(Stored items)
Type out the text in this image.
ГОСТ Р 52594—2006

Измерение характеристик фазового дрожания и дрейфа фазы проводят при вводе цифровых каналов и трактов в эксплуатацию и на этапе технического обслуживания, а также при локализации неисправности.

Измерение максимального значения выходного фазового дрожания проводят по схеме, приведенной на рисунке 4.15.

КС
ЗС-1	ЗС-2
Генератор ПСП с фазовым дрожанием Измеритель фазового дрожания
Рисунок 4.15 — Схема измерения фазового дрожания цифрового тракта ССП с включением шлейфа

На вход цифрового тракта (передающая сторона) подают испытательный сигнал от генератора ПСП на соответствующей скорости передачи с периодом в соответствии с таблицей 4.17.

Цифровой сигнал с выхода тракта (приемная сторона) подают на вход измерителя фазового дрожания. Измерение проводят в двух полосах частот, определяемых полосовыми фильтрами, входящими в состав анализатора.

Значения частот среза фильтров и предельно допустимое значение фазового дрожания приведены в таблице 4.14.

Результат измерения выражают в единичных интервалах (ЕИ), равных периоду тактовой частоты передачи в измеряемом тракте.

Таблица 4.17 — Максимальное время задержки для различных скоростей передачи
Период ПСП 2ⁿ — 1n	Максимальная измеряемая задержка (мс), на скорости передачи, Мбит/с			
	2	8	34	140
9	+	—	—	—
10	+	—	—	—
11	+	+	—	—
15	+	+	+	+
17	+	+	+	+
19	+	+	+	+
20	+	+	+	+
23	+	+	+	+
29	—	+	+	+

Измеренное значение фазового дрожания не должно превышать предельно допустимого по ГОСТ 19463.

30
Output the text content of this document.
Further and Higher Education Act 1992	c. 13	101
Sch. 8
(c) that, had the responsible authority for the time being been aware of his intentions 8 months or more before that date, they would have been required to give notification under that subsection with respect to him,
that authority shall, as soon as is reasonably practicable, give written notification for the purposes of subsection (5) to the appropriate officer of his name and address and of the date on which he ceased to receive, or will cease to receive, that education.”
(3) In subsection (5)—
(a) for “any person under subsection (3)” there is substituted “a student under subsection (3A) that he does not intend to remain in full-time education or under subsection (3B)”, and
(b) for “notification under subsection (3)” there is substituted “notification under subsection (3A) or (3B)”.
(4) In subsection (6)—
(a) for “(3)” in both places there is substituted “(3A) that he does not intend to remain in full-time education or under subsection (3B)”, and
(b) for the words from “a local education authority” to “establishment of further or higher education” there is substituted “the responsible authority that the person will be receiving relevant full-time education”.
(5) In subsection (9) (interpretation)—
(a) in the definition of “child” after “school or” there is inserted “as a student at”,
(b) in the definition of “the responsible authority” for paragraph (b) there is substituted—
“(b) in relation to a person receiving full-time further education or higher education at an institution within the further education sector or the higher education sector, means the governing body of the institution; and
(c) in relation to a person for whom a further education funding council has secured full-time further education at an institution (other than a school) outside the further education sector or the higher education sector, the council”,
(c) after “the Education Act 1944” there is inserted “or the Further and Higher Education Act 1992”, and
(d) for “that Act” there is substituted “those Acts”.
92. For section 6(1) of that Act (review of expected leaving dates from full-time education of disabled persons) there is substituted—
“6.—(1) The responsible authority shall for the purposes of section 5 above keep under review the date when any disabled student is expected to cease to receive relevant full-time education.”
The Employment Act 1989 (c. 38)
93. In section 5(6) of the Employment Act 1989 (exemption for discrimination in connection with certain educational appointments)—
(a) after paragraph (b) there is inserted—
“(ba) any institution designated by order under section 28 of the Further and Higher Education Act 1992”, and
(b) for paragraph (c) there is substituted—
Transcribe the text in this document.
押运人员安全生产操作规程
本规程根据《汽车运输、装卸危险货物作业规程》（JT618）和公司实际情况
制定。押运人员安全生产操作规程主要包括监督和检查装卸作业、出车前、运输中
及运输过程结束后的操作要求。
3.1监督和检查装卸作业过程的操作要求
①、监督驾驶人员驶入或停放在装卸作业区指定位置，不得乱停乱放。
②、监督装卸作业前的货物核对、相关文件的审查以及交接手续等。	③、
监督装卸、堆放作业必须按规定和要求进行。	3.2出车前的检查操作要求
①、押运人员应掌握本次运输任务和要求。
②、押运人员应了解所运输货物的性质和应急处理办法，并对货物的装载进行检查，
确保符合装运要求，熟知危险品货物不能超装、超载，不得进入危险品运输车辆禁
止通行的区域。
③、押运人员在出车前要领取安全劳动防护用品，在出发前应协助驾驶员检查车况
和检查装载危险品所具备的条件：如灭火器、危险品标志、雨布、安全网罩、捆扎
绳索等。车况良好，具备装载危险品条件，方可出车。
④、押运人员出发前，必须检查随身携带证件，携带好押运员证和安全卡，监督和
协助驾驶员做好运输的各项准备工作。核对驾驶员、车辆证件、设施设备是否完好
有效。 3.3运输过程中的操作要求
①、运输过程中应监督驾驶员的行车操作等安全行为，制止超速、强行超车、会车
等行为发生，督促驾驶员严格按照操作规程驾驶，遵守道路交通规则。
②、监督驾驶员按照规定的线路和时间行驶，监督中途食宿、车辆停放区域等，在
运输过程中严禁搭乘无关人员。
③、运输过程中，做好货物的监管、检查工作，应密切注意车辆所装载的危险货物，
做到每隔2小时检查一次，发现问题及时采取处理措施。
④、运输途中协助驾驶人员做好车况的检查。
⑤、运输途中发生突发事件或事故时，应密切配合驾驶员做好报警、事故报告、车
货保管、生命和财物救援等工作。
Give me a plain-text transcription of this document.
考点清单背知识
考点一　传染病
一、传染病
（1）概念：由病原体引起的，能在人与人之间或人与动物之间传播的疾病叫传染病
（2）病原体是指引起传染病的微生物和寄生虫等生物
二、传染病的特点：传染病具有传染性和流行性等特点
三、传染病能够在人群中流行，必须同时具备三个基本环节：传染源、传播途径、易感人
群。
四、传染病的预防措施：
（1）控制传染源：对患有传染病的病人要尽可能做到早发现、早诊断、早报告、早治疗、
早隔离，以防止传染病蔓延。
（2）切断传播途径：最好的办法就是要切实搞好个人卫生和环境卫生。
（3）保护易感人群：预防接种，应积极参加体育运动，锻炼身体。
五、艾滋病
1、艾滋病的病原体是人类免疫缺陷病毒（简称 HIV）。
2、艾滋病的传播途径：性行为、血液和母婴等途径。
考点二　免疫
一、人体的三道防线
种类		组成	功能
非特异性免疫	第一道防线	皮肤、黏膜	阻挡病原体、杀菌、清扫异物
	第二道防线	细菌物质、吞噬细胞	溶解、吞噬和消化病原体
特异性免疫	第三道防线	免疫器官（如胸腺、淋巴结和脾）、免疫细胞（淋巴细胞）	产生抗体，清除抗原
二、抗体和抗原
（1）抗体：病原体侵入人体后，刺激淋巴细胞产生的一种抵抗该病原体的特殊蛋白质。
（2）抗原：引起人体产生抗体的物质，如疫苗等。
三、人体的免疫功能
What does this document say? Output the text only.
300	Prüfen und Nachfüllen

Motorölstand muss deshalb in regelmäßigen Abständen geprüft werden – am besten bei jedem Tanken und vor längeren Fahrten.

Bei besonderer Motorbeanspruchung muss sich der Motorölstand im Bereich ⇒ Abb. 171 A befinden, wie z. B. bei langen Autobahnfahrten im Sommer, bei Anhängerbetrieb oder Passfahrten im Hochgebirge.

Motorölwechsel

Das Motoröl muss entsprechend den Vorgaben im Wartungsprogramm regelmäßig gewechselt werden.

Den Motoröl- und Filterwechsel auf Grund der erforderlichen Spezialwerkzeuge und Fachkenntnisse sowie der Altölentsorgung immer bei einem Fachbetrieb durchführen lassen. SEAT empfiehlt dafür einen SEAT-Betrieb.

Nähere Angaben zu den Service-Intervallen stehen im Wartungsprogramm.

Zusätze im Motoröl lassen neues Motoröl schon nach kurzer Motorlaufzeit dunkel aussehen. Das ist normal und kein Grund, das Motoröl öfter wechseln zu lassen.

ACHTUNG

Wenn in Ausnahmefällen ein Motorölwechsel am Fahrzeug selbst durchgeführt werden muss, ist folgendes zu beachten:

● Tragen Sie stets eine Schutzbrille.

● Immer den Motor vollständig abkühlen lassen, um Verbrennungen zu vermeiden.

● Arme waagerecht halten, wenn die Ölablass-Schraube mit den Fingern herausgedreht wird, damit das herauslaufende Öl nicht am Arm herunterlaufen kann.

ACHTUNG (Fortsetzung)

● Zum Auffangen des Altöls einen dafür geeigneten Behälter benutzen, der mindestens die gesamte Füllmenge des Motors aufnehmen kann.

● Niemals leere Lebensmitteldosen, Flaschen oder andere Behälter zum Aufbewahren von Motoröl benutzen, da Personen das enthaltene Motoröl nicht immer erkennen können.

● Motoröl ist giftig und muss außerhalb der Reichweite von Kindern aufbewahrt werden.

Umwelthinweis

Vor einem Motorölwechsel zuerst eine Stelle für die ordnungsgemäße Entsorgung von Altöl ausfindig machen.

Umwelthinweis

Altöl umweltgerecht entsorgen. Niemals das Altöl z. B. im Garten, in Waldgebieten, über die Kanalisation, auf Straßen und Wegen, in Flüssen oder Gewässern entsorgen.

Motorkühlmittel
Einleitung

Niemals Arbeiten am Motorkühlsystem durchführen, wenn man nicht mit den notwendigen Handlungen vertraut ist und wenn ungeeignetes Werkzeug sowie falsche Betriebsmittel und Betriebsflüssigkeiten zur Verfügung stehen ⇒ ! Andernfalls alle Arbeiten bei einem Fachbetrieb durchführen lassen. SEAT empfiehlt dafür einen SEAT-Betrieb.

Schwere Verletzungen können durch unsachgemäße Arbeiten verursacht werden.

What to work on
Indicate how many lines of the material include the word "inserted"; the number alone is required.

Answer to the exercise
3